* _Goal of the exercise_: Lines containing the string "pour" are to be counted; report the total by itself.

* _Available data_:
◇ ◇ ◇ ◇

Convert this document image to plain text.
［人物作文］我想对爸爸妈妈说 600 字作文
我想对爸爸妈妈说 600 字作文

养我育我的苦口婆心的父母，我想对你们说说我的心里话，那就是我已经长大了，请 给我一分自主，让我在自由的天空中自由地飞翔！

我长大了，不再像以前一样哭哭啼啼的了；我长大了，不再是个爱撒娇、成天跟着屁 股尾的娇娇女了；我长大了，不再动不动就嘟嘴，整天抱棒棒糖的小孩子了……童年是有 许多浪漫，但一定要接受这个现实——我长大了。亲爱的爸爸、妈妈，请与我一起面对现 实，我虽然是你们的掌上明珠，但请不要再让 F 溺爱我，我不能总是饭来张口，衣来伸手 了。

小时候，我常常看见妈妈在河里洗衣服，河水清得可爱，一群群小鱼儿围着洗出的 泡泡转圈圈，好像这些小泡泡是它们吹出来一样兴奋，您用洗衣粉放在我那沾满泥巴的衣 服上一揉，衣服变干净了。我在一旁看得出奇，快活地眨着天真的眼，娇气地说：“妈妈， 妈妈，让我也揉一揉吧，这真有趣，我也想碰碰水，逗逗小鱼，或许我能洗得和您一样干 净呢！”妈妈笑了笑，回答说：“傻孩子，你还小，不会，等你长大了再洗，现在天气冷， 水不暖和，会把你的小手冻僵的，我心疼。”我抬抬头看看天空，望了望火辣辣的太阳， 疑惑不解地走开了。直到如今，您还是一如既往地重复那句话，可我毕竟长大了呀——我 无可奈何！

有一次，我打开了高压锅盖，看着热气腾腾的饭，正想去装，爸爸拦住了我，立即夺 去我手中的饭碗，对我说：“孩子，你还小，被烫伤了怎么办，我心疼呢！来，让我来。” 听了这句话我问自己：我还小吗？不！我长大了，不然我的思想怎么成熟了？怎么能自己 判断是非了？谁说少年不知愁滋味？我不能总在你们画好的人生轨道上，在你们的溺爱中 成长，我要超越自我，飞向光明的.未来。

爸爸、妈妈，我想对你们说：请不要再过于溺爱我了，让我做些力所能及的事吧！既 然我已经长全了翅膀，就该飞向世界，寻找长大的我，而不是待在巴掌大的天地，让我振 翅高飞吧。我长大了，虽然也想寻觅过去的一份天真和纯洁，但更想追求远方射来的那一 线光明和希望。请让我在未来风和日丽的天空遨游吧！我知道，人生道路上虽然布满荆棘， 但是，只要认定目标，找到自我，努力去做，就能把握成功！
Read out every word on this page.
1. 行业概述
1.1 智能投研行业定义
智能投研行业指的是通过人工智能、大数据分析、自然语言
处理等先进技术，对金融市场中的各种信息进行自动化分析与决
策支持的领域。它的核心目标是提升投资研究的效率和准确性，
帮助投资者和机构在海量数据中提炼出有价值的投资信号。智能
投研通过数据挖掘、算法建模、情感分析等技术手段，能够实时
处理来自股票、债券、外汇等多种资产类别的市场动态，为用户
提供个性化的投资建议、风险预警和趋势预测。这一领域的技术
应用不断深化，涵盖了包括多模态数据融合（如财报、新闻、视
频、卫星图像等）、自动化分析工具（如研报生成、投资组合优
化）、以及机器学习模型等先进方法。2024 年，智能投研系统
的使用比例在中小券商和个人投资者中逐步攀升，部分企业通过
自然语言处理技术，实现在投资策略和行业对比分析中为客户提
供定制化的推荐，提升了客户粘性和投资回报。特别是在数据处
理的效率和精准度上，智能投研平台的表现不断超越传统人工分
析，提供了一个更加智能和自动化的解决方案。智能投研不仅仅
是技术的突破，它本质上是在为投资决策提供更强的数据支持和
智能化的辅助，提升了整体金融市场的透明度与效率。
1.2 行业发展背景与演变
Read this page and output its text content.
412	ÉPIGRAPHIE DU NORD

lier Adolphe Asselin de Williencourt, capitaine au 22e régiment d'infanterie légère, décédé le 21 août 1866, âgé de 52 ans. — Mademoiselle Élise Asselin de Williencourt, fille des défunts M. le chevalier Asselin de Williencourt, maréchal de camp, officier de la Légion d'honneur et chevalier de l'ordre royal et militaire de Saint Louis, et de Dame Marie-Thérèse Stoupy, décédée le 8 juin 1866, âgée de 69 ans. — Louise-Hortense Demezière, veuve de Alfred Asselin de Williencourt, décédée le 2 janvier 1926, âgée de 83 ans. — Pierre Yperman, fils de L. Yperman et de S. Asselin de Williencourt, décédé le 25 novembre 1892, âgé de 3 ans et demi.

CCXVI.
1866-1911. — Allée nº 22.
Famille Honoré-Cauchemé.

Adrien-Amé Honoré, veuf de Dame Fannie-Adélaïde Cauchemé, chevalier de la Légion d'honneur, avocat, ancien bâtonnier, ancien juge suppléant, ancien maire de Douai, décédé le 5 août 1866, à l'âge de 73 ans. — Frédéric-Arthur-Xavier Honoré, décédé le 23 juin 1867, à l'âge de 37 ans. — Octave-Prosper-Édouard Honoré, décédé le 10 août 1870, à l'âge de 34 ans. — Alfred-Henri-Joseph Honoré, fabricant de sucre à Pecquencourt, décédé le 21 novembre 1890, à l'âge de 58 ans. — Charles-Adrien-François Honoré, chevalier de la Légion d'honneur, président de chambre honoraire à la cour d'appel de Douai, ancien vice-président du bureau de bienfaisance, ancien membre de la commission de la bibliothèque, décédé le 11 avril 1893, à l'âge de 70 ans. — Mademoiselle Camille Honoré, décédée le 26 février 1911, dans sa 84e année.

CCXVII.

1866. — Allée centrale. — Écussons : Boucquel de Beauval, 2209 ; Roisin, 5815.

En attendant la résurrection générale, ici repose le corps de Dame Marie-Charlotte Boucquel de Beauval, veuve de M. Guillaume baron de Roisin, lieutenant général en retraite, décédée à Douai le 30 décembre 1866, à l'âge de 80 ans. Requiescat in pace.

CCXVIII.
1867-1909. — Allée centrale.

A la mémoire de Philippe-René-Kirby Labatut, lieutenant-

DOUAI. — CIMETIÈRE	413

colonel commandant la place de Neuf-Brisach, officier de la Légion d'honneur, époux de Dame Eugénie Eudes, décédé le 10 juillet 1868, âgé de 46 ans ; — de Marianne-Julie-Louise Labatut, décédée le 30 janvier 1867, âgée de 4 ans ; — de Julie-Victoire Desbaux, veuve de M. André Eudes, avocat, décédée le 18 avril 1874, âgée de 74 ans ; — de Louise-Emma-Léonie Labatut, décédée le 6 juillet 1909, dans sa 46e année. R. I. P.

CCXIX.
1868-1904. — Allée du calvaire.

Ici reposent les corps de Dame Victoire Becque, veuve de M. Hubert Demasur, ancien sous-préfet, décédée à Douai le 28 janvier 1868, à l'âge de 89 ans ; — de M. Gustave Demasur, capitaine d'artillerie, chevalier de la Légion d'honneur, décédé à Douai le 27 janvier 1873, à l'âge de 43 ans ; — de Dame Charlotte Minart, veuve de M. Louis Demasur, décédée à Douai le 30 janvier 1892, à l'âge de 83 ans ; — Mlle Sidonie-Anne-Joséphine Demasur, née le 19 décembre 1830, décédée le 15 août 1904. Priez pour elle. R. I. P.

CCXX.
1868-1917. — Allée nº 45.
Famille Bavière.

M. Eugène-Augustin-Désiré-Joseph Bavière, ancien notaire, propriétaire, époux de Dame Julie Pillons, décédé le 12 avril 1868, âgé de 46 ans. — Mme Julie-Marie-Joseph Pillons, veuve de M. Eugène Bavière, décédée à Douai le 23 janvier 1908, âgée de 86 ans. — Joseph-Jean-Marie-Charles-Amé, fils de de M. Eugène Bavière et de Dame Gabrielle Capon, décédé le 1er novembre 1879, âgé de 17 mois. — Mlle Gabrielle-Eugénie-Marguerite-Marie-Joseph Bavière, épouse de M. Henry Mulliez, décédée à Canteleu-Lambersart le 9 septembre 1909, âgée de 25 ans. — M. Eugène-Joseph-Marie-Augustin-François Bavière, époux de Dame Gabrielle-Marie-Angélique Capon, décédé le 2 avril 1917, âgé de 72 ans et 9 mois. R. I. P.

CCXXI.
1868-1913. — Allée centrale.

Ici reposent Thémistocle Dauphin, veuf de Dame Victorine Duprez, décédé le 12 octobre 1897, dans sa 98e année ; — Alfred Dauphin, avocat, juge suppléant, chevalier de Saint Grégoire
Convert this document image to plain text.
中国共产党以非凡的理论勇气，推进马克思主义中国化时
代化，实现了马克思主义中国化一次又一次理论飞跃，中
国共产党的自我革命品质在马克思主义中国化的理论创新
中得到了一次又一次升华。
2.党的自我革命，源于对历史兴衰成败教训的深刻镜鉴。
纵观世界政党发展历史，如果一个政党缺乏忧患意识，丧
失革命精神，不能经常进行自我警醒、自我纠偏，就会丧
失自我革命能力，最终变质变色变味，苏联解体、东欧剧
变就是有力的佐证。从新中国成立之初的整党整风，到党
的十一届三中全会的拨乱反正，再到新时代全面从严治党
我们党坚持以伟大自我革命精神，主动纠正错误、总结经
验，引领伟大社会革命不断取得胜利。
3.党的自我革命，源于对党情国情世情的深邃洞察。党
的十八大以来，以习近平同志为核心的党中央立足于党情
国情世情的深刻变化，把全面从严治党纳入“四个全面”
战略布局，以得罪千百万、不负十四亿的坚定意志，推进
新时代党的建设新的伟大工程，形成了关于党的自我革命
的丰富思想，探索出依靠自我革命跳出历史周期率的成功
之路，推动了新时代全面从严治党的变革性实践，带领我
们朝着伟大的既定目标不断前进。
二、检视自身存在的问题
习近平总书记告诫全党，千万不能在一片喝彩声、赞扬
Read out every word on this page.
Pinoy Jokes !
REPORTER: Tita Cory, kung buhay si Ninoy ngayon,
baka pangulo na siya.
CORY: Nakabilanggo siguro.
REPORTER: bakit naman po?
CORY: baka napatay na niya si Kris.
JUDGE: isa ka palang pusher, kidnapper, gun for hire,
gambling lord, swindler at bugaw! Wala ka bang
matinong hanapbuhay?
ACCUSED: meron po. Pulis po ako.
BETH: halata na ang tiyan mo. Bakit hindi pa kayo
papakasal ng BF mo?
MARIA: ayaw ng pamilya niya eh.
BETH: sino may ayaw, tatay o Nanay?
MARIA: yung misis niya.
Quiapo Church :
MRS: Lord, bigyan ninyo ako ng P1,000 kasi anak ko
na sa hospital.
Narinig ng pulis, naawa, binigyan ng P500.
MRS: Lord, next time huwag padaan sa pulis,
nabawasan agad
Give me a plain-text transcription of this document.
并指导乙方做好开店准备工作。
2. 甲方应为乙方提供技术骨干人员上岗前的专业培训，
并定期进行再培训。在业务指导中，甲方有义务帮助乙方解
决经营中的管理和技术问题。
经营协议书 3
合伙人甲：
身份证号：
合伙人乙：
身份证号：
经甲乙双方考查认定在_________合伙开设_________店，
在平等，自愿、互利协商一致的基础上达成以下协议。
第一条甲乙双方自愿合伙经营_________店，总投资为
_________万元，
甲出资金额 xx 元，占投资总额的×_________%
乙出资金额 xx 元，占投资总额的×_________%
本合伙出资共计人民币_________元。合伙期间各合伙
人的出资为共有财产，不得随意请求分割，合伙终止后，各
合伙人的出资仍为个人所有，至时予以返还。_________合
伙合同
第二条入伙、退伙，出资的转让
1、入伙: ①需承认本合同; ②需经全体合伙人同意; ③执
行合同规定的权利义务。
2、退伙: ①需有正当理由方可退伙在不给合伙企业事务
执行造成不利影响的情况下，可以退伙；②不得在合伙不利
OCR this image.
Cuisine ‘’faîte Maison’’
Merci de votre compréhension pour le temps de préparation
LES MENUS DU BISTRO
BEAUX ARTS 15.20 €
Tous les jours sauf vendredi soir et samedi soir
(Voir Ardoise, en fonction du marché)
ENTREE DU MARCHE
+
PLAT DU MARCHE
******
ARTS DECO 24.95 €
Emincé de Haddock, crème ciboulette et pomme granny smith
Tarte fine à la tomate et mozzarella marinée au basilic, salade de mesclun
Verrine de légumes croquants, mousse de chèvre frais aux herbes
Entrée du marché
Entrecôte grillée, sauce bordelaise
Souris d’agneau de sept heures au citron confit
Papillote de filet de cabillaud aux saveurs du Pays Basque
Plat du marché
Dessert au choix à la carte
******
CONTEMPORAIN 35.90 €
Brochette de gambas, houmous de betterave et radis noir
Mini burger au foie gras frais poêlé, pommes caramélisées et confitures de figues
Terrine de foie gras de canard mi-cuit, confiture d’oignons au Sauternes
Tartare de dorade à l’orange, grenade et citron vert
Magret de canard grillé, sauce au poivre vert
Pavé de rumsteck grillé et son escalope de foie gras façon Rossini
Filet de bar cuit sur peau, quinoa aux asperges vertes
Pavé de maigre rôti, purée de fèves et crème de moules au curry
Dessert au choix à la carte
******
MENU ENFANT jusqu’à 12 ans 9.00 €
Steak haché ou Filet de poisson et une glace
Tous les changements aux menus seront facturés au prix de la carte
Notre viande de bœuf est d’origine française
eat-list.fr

◇ ◇ ◇ ◇

* _Completed task_: 2